**Source extract**:

Because of the manufacturing and assembly tolerance, the actual kinematic parameters of a robot deviate from their nominal values, which are referred to as kinematic errors. The kinematic errors would result in the errors of the robot tool if the nominal kinematics were used to estimate the pose of the robot. With the restriction of cost, the kinematic calibration is an effective way to improve the absolute accuracy of robots. Nowadays, calibration tasks use a lot of measurement techniques like coordinate measuring machines, laser tracking interferometer systems, and inexpensive customized fixtures [1, 2]. These systems are not only very expensive but also not friendly to use or with low working volume. A system which is used in a dynamic environment is expected to perform calibration without any external expensive calibration apparatus and elaborate setups, which means self-calibration.

Self-calibration techniques can be classified into two kinds: redundant sensor approach and motion constraint approach.

**Written instruction**:
Print the stretch of the passage on robot kinematic calibration from "Because of the" through "which means self-calibration.", word for word. The records that come next are drawn from a different source than the passage on robot kinematic calibration.

**Record set**:
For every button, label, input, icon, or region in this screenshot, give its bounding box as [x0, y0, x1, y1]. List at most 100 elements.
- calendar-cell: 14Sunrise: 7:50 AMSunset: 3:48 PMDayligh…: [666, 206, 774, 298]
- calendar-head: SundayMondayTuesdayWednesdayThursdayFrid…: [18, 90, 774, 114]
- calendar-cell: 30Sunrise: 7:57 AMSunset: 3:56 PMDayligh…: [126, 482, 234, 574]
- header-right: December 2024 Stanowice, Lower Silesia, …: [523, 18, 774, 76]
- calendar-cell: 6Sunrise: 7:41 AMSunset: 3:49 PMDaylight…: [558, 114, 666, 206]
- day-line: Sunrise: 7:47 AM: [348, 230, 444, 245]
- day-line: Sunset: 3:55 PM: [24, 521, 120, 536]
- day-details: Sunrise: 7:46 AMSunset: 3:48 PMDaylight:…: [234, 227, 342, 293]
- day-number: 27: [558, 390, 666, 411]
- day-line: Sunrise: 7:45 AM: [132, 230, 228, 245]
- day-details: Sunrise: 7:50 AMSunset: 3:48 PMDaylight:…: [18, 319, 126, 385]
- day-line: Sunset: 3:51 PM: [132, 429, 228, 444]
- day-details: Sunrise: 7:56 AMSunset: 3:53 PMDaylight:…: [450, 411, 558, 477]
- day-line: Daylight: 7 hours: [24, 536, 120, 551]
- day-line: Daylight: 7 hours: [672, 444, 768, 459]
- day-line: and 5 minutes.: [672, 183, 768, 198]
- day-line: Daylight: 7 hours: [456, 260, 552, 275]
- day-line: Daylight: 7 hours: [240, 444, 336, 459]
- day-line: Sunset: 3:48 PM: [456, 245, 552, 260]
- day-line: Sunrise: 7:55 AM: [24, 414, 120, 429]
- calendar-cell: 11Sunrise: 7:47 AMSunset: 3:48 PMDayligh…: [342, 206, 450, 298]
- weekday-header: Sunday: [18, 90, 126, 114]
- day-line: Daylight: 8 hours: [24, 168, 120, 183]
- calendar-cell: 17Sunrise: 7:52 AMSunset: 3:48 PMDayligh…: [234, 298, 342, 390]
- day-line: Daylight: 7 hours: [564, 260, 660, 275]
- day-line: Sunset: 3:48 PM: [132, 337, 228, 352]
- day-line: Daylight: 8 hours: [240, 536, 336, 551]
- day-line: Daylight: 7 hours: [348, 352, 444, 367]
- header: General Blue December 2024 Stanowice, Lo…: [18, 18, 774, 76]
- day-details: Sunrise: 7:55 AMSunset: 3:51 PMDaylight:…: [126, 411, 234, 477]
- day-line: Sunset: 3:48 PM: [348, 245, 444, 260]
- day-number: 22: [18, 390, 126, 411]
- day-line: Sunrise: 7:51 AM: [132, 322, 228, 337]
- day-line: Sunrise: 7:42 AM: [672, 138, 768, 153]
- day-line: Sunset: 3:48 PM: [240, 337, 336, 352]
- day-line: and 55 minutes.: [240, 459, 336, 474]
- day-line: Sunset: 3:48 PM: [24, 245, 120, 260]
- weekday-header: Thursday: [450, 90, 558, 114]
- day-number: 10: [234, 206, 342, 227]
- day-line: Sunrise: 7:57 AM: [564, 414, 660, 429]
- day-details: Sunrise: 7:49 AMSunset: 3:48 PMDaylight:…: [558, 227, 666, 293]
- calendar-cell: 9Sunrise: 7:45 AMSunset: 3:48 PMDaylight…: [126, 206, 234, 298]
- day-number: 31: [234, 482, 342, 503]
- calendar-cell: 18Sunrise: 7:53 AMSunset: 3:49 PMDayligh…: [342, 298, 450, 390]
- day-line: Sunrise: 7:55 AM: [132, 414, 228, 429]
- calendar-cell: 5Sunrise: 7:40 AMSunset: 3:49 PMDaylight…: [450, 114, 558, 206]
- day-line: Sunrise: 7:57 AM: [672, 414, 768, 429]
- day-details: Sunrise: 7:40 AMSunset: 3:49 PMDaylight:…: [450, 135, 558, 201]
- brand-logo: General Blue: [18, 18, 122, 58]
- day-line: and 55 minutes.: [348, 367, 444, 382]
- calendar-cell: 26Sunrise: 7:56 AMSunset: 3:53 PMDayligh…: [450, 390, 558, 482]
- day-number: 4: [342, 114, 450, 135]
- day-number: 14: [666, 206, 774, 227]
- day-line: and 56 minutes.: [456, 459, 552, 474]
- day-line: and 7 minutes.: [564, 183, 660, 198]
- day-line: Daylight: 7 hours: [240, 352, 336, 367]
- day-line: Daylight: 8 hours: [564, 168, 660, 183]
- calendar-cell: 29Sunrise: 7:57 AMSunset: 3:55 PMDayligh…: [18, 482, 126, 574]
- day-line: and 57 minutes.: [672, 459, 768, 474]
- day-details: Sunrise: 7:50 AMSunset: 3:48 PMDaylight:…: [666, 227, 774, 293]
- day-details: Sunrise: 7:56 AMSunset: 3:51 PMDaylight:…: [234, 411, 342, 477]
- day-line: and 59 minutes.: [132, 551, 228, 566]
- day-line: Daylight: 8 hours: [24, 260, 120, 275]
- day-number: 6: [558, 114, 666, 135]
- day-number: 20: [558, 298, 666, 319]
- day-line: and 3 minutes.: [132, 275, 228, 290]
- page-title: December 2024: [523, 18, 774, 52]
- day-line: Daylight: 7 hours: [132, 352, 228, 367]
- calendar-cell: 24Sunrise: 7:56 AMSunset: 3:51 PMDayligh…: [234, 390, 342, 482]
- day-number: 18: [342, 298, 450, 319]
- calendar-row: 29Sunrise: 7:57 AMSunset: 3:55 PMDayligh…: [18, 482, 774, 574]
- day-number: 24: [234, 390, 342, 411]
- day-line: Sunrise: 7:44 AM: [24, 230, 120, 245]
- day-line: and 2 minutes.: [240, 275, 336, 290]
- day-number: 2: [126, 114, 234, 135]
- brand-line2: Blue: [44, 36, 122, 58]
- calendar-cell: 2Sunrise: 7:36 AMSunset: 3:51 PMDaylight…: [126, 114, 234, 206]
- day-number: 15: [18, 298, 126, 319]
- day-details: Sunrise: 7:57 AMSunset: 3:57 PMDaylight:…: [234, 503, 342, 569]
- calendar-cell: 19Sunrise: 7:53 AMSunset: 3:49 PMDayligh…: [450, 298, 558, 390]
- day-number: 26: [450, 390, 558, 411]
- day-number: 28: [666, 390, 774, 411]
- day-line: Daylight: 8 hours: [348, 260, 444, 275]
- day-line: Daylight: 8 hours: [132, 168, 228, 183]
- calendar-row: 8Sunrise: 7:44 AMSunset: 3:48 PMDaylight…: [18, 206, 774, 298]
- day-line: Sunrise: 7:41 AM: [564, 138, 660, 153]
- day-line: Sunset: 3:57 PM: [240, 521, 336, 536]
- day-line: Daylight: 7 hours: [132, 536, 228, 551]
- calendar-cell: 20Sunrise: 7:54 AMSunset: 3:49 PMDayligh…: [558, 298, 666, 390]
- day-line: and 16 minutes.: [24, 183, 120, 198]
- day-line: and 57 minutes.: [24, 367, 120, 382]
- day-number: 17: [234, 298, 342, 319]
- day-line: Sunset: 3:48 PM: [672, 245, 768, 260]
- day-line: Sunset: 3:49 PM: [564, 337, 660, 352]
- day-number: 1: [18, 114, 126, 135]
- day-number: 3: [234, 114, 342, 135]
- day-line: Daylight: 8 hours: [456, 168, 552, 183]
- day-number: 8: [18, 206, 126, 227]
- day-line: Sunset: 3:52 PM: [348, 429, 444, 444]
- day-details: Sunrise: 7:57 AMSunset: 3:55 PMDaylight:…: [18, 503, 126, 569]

**Solution for this task**:
Because of the manufacturing and assembly tolerance, the actual kinematic parameters of a robot deviate from their nominal values, which are referred to as kinematic errors. The kinematic errors would result in the errors of the robot tool if the nominal kinematics were used to estimate the pose of the robot. With the restriction of cost, the kinematic calibration is an effective way to improve the absolute accuracy of robots. Nowadays, calibration tasks use a lot of measurement techniques like coordinate measuring machines, laser tracking interferometer systems, and inexpensive customized fixtures [1, 2]. These systems are not only very expensive but also not friendly to use or with low working volume. A system which is used in a dynamic environment is expected to perform calibration without any external expensive calibration apparatus and elaborate setups, which means self-calibration.